List all the lines in these records that hold "shown".

####

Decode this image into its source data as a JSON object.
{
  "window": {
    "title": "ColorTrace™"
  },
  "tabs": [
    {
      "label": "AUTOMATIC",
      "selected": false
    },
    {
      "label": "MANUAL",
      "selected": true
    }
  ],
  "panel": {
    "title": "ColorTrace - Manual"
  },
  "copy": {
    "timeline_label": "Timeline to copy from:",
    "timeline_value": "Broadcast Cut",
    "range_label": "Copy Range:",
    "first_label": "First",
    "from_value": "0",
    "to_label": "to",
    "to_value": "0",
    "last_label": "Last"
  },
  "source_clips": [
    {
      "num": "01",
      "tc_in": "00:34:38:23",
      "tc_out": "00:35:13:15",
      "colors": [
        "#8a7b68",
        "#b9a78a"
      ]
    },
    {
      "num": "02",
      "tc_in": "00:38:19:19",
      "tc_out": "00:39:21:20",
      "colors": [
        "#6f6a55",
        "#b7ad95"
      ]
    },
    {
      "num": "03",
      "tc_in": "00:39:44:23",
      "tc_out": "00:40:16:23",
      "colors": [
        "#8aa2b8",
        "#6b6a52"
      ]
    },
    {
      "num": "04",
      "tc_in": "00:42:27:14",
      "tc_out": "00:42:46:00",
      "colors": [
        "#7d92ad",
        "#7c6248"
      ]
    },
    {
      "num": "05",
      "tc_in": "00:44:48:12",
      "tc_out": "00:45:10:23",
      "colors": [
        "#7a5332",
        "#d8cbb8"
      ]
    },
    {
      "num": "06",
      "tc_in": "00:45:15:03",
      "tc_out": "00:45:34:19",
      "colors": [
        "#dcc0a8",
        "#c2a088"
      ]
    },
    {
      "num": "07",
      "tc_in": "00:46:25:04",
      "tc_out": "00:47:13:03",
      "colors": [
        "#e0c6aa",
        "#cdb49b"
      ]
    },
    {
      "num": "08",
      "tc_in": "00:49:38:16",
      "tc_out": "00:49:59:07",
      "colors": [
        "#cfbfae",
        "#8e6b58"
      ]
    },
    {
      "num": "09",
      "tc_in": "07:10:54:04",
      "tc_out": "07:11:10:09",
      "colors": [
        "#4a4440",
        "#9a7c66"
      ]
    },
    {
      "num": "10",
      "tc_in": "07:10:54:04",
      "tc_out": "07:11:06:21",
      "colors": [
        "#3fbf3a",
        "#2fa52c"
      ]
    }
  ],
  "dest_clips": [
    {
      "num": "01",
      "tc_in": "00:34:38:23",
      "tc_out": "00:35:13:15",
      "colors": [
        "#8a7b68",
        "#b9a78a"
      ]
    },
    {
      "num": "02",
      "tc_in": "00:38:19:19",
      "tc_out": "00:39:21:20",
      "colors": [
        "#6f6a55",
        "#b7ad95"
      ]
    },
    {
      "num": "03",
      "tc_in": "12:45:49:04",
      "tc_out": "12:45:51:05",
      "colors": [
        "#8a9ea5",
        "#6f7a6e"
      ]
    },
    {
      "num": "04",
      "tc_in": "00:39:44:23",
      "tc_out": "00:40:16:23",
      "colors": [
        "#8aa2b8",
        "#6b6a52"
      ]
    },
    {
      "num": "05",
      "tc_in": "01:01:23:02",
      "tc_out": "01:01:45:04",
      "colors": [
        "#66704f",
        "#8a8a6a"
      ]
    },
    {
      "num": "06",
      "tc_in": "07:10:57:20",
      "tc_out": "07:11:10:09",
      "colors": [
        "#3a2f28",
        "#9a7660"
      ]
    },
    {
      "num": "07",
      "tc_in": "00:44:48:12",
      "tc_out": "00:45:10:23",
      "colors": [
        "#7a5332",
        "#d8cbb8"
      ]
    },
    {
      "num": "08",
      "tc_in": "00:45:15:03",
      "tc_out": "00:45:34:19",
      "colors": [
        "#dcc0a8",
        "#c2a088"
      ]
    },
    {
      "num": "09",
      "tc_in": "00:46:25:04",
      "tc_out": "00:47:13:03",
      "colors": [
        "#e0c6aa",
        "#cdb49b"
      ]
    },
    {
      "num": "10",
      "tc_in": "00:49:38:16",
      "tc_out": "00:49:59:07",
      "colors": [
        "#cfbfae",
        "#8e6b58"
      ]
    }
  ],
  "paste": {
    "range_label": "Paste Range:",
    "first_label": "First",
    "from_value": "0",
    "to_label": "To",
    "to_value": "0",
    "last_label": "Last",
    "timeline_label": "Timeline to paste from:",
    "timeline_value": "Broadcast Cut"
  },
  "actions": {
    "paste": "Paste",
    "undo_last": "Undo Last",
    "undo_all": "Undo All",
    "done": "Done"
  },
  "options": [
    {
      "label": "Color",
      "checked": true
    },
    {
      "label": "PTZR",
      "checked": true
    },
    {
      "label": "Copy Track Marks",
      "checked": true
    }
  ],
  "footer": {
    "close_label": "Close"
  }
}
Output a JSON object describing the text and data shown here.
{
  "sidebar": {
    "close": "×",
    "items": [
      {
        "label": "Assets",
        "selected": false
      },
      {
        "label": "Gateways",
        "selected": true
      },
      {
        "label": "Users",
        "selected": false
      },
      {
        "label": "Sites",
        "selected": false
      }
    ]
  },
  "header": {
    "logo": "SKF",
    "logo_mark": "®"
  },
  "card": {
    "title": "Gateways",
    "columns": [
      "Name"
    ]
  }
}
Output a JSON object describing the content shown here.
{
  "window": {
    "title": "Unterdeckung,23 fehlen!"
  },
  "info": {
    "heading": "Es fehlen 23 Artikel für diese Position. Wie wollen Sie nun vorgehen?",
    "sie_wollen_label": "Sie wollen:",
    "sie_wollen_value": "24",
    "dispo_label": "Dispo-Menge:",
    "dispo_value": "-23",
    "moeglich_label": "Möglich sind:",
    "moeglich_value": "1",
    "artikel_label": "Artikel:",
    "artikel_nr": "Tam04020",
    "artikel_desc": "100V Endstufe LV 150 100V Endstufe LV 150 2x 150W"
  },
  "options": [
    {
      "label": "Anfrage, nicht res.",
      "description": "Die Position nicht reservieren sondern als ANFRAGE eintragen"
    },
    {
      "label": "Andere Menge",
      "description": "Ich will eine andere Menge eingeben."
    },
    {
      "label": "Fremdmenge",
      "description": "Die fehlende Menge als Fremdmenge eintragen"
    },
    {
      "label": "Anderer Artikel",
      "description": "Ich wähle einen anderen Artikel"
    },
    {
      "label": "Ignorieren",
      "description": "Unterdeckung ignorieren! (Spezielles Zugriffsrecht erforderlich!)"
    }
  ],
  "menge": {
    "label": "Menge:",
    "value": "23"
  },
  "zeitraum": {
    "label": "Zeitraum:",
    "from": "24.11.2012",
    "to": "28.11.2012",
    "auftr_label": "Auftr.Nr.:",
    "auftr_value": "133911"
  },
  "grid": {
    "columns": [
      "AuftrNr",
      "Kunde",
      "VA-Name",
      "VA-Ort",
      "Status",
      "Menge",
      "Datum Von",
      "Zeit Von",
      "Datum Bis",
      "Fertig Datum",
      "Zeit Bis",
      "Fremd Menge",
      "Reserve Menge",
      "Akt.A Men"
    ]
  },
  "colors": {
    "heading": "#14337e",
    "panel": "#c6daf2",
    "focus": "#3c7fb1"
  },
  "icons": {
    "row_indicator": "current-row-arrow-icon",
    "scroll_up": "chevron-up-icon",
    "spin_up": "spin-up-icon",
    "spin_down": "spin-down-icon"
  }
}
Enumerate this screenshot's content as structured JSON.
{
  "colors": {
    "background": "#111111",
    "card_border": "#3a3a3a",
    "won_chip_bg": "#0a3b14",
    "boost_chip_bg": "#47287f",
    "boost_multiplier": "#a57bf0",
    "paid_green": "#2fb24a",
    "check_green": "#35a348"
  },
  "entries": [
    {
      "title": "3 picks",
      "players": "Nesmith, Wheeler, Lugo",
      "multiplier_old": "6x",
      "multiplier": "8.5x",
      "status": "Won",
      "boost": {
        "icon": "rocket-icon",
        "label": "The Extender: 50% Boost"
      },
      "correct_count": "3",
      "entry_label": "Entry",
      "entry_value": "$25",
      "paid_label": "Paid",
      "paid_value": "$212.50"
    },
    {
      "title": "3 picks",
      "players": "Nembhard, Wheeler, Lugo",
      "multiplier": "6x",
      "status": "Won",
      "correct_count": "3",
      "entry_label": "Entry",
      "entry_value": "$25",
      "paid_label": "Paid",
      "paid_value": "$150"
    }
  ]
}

####

ANSWER FOR THIS EXERCISE:
Output a JSON object describing the text and data shown here.
Output a JSON object describing the content shown here.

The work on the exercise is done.